JOB — The records below are to be copied word for word, with every picture left out.

--- begin ---

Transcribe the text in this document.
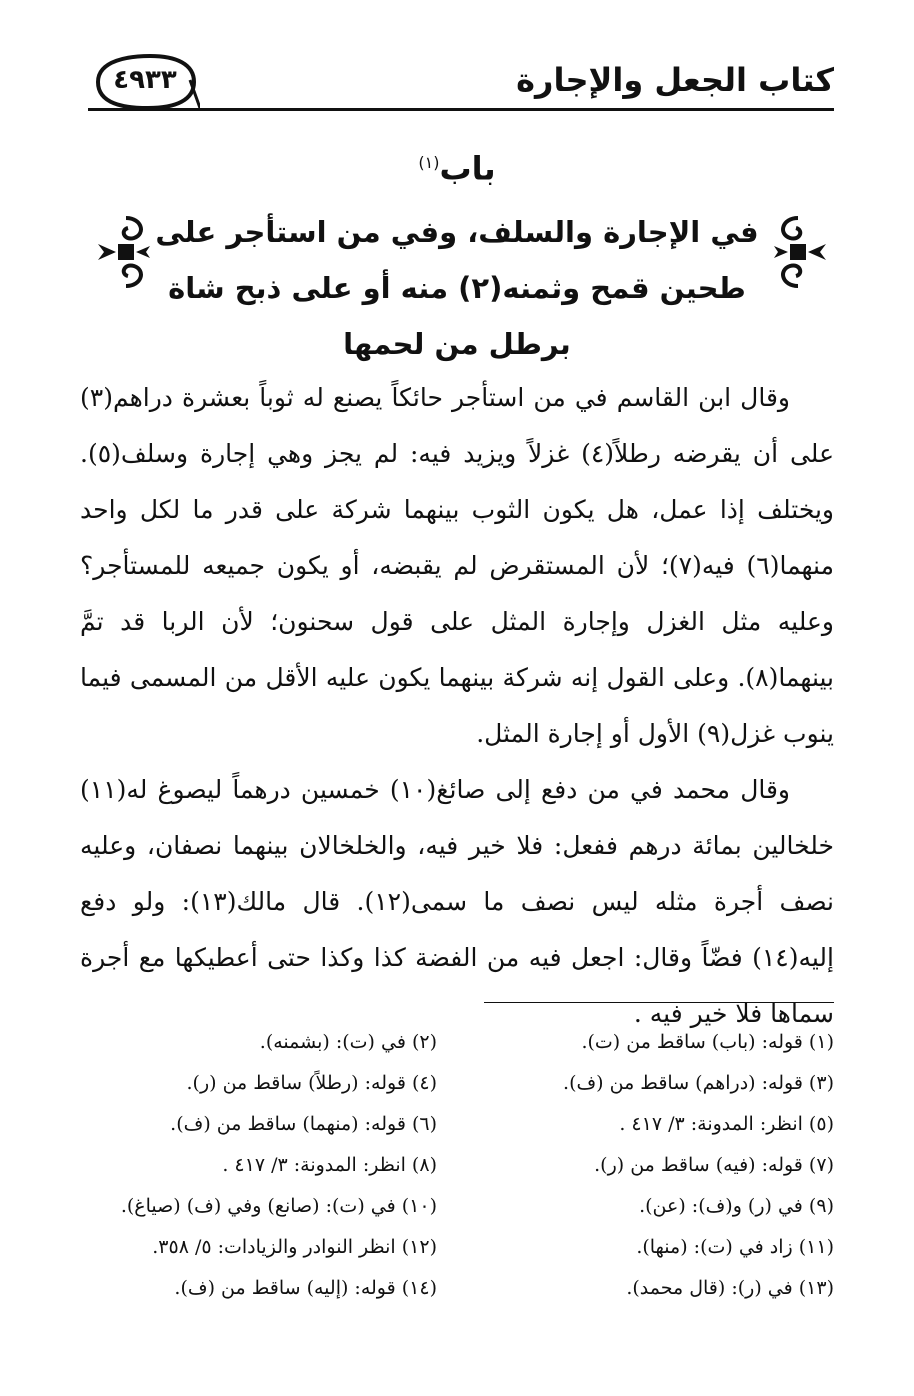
كتاب الجعل والإجارة
٤٩٣٣
باب$^{(١)}$
في الإجارة والسلف، وفي من استأجر على
طحين قمح وثمنه(٢) منه أو على ذبح شاة
برطل من لحمها

وقال ابن القاسم في من استأجر حائكاً يصنع له ثوباً بعشرة دراهم(٣) على أن يقرضه رطلاً(٤) غزلاً ويزيد فيه: لم يجز وهي إجارة وسلف(٥). ويختلف إذا عمل، هل يكون الثوب بينهما شركة على قدر ما لكل واحد منهما(٦) فيه(٧)؛ لأن المستقرض لم يقبضه، أو يكون جميعه للمستأجر؟ وعليه مثل الغزل وإجارة المثل على قول سحنون؛ لأن الربا قد تمَّ بينهما(٨). وعلى القول إنه شركة بينهما يكون عليه الأقل من المسمى فيما ينوب غزل(٩) الأول أو إجارة المثل.

وقال محمد في من دفع إلى صائغ(١٠) خمسين درهماً ليصوغ له(١١) خلخالين بمائة درهم ففعل: فلا خير فيه، والخلخالان بينهما نصفان، وعليه نصف أجرة مثله ليس نصف ما سمى(١٢). قال مالك(١٣): ولو دفع إليه(١٤) فضّاً وقال: اجعل فيه من الفضة كذا وكذا حتى أعطيكها مع أجرة سماها فلا خير فيه .

(١) قوله: (باب) ساقط من (ت).
(٢) في (ت): (بشمنه).
(٣) قوله: (دراهم) ساقط من (ف).
(٤) قوله: (رطلاً) ساقط من (ر).
(٥) انظر: المدونة: ٣/ ٤١٧ .
(٦) قوله: (منهما) ساقط من (ف).
(٧) قوله: (فيه) ساقط من (ر).
(٨) انظر: المدونة: ٣/ ٤١٧ .
(٩) في (ر) و(ف): (عن).
(١٠) في (ت): (صانع) وفي (ف) (صياغ).
(١١) زاد في (ت): (منها).
(١٢) انظر النوادر والزيادات: ٥/ ٣٥٨.
(١٣) في (ر): (قال محمد).
(١٤) قوله: (إليه) ساقط من (ف).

--- end ---

SOLUTION FOR THIS TASK —
Transcribe the text in this document.
كتاب الجعل والإجارة
٤٩٣٣
باب$^{(١)}$
في الإجارة والسلف، وفي من استأجر على
طحين قمح وثمنه(٢) منه أو على ذبح شاة
برطل من لحمها

وقال ابن القاسم في من استأجر حائكاً يصنع له ثوباً بعشرة دراهم(٣) على أن يقرضه رطلاً(٤) غزلاً ويزيد فيه: لم يجز وهي إجارة وسلف(٥). ويختلف إذا عمل، هل يكون الثوب بينهما شركة على قدر ما لكل واحد منهما(٦) فيه(٧)؛ لأن المستقرض لم يقبضه، أو يكون جميعه للمستأجر؟ وعليه مثل الغزل وإجارة المثل على قول سحنون؛ لأن الربا قد تمَّ بينهما(٨). وعلى القول إنه شركة بينهما يكون عليه الأقل من المسمى فيما ينوب غزل(٩) الأول أو إجارة المثل.

وقال محمد في من دفع إلى صائغ(١٠) خمسين درهماً ليصوغ له(١١) خلخالين بمائة درهم ففعل: فلا خير فيه، والخلخالان بينهما نصفان، وعليه نصف أجرة مثله ليس نصف ما سمى(١٢). قال مالك(١٣): ولو دفع إليه(١٤) فضّاً وقال: اجعل فيه من الفضة كذا وكذا حتى أعطيكها مع أجرة سماها فلا خير فيه .

(١) قوله: (باب) ساقط من (ت).
(٢) في (ت): (بشمنه).
(٣) قوله: (دراهم) ساقط من (ف).
(٤) قوله: (رطلاً) ساقط من (ر).
(٥) انظر: المدونة: ٣/ ٤١٧ .
(٦) قوله: (منهما) ساقط من (ف).
(٧) قوله: (فيه) ساقط من (ر).
(٨) انظر: المدونة: ٣/ ٤١٧ .
(٩) في (ر) و(ف): (عن).
(١٠) في (ت): (صانع) وفي (ف) (صياغ).
(١١) زاد في (ت): (منها).
(١٢) انظر النوادر والزيادات: ٥/ ٣٥٨.
(١٣) في (ر): (قال محمد).
(١٤) قوله: (إليه) ساقط من (ف).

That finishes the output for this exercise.